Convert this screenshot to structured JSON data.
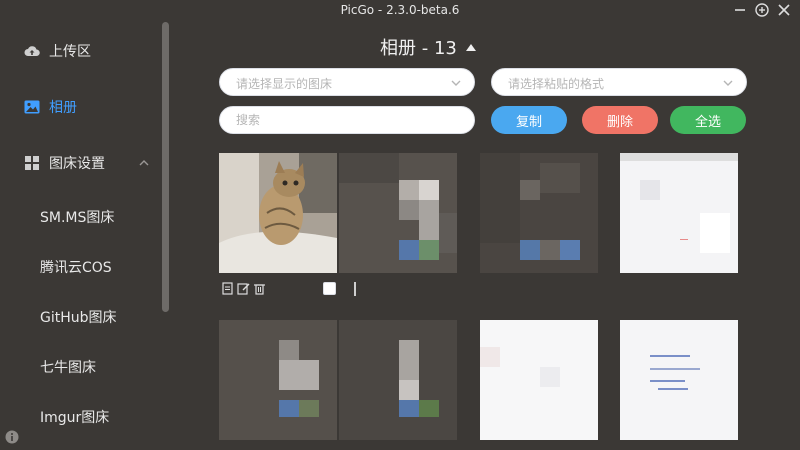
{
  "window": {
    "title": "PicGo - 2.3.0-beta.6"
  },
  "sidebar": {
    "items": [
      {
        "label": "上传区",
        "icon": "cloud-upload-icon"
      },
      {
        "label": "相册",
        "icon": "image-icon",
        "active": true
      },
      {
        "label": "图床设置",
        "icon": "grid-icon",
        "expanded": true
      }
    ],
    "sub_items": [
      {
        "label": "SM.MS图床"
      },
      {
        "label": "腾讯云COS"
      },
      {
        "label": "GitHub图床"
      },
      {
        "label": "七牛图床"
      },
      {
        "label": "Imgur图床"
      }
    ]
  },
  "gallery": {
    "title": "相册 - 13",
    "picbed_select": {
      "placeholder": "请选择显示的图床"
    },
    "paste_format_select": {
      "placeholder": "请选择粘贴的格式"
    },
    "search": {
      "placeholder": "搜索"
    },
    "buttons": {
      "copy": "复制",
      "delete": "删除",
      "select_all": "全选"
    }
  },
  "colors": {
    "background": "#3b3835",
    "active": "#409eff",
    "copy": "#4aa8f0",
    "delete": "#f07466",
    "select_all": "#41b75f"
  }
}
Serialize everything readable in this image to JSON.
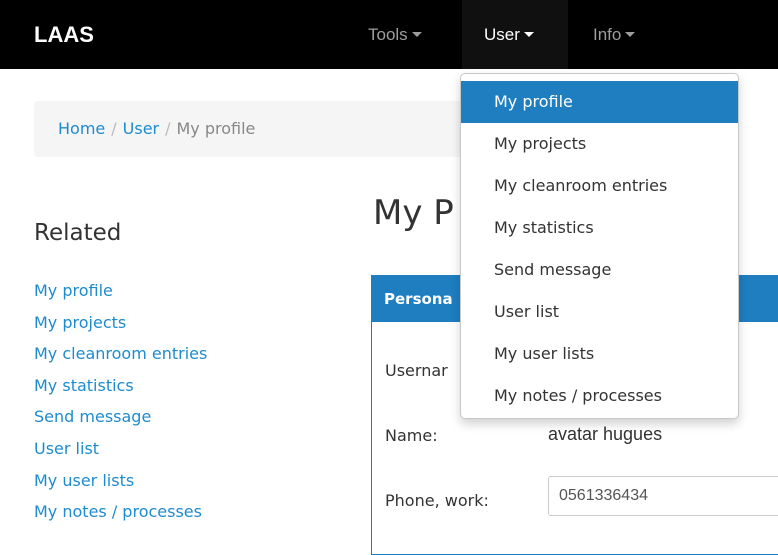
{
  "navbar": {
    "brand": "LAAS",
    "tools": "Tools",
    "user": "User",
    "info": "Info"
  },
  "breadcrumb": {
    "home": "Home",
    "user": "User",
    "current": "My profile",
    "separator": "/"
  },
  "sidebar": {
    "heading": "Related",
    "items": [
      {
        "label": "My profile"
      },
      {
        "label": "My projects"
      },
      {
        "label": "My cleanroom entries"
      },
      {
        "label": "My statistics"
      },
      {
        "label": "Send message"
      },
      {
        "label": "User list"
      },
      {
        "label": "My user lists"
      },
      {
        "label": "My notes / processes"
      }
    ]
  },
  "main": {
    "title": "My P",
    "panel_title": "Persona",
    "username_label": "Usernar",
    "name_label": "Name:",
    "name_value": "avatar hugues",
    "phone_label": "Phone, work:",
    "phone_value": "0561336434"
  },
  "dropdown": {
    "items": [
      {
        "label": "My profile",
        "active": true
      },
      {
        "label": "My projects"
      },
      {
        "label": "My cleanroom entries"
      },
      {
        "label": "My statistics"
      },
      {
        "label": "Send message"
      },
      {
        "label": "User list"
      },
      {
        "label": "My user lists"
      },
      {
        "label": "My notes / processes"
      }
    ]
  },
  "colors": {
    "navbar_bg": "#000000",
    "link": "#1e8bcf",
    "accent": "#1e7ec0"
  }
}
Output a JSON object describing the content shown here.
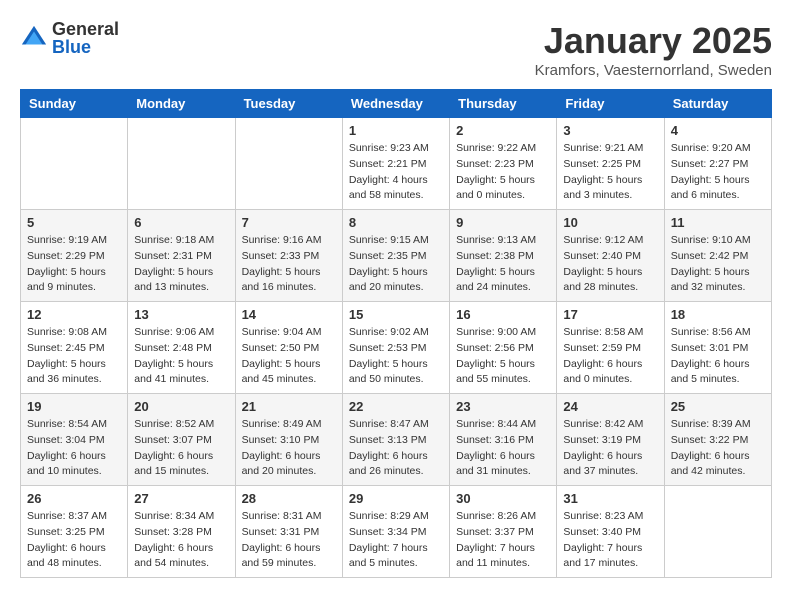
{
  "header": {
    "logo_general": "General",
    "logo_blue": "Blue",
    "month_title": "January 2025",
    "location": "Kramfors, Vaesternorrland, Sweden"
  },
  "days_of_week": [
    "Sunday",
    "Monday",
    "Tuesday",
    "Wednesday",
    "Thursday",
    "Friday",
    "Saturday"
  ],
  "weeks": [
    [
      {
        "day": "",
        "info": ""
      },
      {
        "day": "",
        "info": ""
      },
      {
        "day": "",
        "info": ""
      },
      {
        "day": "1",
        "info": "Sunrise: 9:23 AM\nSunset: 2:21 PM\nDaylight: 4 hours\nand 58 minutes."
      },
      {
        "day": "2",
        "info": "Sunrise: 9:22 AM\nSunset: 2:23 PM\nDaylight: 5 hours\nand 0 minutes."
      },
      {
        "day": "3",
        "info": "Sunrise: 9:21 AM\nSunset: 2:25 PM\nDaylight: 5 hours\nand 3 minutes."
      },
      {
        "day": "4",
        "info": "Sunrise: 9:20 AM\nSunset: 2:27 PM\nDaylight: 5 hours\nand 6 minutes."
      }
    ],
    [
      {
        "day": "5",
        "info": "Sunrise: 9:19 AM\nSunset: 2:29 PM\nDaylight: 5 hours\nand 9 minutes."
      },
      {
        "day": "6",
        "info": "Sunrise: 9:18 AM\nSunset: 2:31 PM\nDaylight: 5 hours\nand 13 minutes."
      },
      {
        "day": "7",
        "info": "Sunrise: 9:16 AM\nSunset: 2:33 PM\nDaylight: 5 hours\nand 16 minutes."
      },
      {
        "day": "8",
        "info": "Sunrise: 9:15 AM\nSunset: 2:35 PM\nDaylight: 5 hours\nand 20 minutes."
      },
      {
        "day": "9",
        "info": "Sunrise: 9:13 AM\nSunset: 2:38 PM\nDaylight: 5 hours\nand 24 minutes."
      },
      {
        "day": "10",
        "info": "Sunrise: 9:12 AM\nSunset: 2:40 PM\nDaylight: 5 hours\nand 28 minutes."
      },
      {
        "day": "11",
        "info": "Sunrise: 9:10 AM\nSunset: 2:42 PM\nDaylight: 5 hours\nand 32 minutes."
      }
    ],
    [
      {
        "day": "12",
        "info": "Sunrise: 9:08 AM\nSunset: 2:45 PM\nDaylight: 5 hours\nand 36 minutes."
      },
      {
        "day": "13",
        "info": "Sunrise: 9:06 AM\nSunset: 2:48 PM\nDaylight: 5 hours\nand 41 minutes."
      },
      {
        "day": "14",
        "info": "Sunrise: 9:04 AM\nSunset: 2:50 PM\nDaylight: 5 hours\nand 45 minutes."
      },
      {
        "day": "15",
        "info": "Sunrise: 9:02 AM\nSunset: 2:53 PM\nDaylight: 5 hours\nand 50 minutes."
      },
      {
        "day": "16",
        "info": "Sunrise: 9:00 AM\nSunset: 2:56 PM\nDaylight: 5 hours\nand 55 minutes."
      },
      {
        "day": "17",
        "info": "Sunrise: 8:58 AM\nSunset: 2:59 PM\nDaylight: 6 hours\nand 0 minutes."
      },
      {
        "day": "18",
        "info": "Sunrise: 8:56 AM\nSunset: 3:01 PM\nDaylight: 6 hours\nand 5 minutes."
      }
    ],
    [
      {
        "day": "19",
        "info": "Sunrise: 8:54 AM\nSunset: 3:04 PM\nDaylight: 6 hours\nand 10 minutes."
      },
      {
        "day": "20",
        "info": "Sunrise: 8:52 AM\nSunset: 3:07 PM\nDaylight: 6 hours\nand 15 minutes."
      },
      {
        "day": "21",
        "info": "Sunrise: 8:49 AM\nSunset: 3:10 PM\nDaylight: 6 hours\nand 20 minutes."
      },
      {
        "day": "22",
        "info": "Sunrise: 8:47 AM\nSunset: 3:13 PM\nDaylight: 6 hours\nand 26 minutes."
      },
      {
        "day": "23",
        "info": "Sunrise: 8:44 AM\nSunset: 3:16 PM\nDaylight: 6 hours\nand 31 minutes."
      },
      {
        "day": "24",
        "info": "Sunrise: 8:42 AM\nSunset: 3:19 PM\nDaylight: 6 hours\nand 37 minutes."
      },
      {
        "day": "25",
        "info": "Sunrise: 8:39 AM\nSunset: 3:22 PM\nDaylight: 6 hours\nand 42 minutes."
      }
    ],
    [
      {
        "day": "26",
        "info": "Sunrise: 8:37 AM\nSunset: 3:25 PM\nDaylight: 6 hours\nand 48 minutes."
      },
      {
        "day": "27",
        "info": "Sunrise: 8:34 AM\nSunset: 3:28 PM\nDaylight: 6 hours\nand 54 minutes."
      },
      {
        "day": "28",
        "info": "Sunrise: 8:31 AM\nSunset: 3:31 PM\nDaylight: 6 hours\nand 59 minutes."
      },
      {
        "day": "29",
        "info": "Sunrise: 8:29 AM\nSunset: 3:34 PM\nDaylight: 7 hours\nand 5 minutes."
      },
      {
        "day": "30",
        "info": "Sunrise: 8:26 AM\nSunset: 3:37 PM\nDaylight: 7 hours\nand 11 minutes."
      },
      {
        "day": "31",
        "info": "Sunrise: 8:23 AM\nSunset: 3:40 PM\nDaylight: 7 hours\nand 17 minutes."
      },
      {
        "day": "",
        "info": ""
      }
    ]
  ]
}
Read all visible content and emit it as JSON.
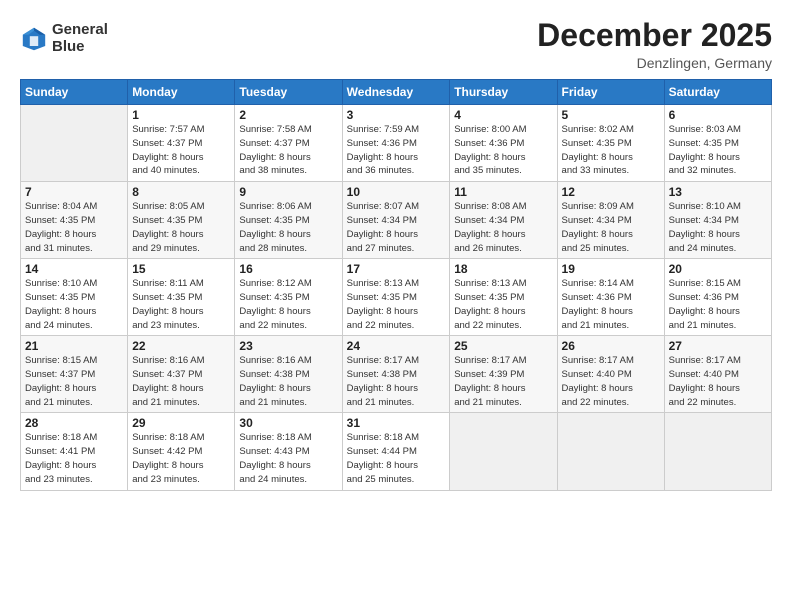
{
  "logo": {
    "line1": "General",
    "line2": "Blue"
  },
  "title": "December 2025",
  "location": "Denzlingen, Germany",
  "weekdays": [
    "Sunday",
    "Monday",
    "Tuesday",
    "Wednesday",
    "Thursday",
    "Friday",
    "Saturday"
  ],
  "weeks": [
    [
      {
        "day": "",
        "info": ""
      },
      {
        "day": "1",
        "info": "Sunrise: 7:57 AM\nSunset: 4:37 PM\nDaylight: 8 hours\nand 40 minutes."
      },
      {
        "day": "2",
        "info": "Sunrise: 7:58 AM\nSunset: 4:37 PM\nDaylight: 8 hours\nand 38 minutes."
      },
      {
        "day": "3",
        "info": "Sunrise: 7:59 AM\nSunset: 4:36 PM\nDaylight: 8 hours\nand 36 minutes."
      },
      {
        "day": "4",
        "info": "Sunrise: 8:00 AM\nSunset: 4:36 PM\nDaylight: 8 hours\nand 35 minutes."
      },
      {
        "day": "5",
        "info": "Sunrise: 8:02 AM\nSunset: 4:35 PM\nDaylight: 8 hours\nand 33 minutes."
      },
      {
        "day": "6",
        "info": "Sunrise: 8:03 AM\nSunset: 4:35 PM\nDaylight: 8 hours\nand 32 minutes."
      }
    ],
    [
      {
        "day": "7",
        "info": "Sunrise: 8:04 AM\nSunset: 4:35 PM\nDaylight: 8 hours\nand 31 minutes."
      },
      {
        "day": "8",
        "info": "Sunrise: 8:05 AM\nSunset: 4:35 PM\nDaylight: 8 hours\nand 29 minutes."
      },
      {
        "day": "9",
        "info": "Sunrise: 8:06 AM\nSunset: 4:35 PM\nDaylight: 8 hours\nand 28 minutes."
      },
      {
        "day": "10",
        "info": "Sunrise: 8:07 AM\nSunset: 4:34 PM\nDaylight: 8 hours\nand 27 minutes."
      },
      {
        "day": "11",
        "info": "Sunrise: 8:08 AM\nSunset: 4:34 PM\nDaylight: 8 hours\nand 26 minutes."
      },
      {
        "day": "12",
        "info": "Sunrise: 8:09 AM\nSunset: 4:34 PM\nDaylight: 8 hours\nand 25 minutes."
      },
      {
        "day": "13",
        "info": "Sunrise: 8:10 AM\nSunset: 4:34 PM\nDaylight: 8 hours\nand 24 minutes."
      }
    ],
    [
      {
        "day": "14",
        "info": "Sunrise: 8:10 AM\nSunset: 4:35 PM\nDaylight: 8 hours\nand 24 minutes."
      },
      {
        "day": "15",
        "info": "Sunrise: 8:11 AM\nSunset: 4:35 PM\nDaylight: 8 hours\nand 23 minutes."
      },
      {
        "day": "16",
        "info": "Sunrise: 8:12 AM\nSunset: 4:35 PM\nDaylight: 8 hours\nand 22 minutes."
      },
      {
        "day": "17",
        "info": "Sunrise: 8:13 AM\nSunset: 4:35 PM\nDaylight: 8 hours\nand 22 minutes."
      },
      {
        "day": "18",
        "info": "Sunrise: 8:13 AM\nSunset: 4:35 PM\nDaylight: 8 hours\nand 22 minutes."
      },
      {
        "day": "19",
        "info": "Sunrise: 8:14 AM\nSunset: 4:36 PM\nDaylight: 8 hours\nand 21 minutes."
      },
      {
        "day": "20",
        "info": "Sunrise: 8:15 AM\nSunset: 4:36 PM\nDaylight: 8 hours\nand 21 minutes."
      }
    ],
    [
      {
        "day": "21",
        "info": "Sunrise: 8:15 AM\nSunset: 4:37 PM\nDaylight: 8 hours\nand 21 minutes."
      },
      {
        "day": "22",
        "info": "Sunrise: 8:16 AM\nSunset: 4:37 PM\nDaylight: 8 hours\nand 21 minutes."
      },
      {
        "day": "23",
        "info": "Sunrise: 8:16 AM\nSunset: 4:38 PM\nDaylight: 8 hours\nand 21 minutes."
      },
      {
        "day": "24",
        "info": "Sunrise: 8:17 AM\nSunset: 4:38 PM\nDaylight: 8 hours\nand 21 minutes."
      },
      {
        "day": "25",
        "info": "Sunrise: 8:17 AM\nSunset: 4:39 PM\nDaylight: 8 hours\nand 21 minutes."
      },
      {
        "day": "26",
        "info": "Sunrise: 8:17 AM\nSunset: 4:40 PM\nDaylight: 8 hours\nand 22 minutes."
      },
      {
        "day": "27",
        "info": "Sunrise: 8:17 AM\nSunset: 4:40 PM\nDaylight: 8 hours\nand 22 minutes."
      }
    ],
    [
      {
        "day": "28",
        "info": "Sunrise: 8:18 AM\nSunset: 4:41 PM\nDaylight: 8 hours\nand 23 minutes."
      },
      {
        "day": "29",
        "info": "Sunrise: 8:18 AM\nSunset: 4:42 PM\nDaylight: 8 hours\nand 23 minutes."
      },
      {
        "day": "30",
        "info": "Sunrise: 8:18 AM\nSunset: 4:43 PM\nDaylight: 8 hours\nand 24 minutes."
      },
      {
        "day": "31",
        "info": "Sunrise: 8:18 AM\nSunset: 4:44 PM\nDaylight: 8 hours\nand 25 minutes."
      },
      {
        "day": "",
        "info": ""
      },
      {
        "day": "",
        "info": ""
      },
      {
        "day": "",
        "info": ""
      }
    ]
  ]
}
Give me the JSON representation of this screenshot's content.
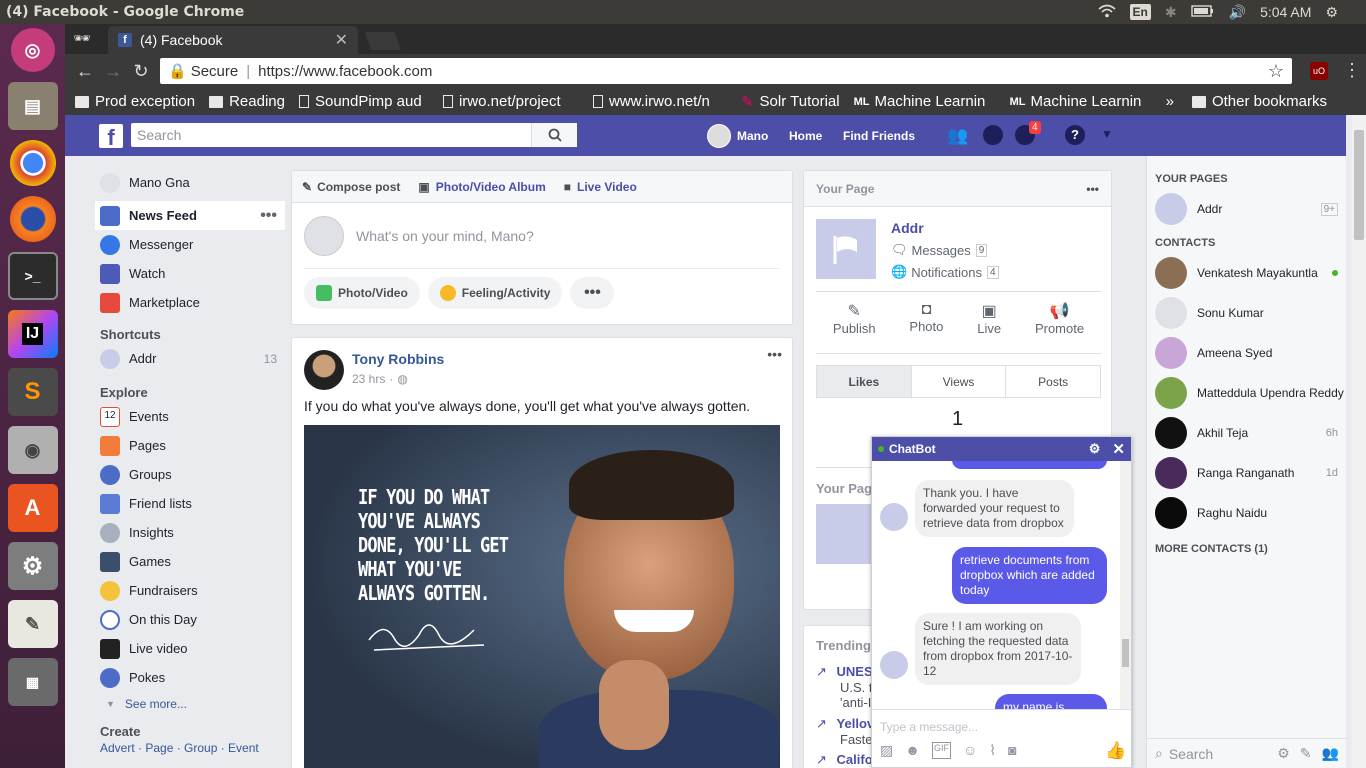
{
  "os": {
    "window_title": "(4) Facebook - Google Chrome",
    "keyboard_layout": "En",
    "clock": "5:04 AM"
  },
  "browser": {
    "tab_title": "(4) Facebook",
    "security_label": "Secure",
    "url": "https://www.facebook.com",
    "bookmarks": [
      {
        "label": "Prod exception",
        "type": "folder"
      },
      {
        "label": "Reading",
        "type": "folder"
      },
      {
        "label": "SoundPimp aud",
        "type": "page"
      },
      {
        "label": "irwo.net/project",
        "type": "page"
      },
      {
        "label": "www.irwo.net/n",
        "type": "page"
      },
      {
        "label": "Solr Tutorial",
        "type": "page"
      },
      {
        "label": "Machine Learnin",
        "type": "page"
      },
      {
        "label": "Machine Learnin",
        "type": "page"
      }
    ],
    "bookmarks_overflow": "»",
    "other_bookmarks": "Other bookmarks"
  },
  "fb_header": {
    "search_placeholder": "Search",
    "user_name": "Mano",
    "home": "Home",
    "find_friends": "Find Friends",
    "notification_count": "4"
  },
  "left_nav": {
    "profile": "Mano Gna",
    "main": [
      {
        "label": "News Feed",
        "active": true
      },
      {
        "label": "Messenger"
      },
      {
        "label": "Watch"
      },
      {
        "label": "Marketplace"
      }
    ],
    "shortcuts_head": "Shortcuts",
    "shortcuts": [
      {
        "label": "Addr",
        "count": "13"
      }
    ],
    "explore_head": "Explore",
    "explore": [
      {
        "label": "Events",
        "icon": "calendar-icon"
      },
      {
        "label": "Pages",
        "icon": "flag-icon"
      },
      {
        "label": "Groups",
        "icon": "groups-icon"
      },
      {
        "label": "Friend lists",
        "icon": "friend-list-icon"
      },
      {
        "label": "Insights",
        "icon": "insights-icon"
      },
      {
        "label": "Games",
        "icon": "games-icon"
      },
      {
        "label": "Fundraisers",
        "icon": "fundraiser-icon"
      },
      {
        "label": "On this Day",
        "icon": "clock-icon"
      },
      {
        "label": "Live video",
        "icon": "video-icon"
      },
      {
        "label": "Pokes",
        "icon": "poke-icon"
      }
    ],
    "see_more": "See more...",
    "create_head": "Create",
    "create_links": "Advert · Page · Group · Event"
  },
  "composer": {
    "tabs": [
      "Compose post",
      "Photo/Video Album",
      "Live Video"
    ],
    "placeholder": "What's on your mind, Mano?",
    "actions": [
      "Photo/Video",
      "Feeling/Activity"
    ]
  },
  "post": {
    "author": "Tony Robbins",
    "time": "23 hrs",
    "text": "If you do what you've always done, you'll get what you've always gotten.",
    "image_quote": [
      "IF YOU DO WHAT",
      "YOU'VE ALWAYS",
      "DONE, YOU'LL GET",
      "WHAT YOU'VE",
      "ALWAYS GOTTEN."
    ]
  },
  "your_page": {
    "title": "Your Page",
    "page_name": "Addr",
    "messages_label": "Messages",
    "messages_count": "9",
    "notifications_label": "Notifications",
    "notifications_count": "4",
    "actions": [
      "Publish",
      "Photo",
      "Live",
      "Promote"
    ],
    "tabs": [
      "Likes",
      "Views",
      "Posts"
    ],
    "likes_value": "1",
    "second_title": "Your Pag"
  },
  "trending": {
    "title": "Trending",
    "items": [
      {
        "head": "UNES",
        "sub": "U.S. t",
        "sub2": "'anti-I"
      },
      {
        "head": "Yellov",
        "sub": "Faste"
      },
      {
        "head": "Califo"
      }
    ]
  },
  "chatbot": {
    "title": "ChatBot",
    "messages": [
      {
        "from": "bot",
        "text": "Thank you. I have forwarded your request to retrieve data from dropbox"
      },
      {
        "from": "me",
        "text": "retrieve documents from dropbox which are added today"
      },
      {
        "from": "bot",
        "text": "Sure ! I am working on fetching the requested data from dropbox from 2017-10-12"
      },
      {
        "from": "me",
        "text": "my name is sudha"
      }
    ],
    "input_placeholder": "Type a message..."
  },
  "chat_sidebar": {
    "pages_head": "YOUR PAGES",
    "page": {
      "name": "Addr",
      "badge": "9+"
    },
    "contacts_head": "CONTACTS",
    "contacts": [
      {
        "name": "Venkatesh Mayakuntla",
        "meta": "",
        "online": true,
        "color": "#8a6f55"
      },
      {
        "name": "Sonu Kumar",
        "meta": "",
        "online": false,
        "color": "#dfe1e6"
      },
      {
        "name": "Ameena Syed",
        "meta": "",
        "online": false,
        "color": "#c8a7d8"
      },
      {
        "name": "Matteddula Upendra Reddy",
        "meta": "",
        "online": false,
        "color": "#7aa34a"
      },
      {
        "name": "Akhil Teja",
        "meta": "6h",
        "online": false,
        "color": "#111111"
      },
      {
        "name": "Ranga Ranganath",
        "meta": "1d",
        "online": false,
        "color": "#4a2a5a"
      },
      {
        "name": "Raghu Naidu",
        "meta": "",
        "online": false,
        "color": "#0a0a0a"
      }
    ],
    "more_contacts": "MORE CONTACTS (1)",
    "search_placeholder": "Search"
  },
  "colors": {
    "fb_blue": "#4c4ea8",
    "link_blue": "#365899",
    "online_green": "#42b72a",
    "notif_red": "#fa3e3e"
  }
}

• **Stated exercise**: Using the entries above, return each line in which the word "General" occurs.

• **Response for this exercise**:
    "logo_general": "General",
    "line1": "General",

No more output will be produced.